• Written request: Find every line containing the word "inFarkturiranje" in the records below; report only how many there are.

• Provided data:
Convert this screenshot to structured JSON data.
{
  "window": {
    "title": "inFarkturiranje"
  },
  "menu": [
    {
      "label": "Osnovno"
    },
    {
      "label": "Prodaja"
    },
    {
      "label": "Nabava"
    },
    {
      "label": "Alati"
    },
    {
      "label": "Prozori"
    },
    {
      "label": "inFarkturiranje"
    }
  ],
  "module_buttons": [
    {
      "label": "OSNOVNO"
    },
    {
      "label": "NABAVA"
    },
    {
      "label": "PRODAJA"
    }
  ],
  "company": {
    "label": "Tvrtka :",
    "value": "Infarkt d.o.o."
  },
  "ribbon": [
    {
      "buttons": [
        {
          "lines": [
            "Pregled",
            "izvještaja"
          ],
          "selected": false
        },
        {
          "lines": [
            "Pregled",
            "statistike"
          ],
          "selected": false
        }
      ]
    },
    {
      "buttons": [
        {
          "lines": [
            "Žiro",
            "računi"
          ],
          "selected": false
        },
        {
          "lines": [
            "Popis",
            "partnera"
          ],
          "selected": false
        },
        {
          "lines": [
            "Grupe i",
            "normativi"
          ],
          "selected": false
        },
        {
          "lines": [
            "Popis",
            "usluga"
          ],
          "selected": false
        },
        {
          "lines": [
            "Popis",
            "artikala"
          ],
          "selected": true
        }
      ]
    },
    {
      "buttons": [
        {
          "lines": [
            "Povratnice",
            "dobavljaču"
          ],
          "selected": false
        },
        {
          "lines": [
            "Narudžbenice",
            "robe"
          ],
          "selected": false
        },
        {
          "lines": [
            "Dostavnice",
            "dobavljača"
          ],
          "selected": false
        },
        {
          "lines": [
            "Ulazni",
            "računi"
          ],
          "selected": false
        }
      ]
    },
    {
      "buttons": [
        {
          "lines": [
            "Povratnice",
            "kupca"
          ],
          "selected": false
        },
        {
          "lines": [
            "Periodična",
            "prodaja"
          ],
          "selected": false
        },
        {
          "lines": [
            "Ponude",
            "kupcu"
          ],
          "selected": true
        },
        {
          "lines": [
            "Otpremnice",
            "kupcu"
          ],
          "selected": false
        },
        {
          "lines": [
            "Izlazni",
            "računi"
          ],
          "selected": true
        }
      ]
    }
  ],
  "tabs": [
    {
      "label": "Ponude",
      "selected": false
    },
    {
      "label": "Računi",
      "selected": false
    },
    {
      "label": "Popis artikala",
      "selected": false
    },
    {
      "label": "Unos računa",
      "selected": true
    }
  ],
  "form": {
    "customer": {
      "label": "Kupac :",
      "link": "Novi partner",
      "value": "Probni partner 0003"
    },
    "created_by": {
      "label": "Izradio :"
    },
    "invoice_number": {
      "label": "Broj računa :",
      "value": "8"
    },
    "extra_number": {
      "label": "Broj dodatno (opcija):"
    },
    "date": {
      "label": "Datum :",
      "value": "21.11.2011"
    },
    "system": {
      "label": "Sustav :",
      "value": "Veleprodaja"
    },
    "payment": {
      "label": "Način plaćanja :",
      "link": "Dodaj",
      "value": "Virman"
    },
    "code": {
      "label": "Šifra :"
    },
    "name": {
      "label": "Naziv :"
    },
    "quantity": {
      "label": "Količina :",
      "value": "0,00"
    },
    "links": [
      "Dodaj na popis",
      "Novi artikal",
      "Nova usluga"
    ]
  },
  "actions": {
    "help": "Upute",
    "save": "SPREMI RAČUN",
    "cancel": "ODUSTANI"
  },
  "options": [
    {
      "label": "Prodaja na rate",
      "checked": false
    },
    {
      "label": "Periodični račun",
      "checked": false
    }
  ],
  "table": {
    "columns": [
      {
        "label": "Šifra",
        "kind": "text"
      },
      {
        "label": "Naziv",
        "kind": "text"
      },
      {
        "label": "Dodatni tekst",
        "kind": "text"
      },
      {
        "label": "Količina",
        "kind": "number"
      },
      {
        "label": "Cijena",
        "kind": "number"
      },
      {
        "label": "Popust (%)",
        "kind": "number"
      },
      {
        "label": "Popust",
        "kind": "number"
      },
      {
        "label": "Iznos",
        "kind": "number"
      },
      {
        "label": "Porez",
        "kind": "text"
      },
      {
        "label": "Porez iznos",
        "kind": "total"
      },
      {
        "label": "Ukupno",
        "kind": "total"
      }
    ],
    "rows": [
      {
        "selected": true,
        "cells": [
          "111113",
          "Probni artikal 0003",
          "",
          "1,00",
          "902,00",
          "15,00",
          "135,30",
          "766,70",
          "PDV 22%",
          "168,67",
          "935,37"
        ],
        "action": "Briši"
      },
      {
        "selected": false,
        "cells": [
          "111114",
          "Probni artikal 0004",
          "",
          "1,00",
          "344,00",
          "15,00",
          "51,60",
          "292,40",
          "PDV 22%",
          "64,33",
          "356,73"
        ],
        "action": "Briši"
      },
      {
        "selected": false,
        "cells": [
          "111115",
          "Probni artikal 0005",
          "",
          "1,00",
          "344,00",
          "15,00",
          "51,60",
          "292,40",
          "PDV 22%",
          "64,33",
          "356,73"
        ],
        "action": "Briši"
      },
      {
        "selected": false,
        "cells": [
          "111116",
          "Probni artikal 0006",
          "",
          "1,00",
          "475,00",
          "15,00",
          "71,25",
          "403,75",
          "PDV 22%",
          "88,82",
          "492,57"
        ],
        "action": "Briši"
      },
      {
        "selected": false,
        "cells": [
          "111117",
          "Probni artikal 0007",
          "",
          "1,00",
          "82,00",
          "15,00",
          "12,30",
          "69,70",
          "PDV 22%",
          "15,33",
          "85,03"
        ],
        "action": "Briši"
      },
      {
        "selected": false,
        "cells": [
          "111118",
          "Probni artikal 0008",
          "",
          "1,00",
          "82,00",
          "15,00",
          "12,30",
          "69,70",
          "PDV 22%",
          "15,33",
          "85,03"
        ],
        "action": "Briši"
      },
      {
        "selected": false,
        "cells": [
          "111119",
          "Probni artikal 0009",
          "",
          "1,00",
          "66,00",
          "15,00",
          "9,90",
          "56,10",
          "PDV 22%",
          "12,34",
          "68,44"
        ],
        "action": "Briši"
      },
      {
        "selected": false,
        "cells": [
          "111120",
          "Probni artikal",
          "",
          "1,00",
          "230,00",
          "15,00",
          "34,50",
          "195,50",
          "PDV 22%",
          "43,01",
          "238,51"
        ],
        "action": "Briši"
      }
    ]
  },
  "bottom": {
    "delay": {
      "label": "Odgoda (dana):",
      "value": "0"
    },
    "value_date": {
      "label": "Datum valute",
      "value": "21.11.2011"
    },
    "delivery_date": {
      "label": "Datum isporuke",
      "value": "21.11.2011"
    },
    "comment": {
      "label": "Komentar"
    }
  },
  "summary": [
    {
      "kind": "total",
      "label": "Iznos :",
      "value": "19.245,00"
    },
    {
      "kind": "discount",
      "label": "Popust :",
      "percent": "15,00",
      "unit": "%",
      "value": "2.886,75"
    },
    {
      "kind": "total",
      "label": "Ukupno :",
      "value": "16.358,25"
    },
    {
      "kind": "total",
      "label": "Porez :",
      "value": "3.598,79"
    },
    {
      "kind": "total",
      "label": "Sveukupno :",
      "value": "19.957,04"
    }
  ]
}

• Result of this exercise: 2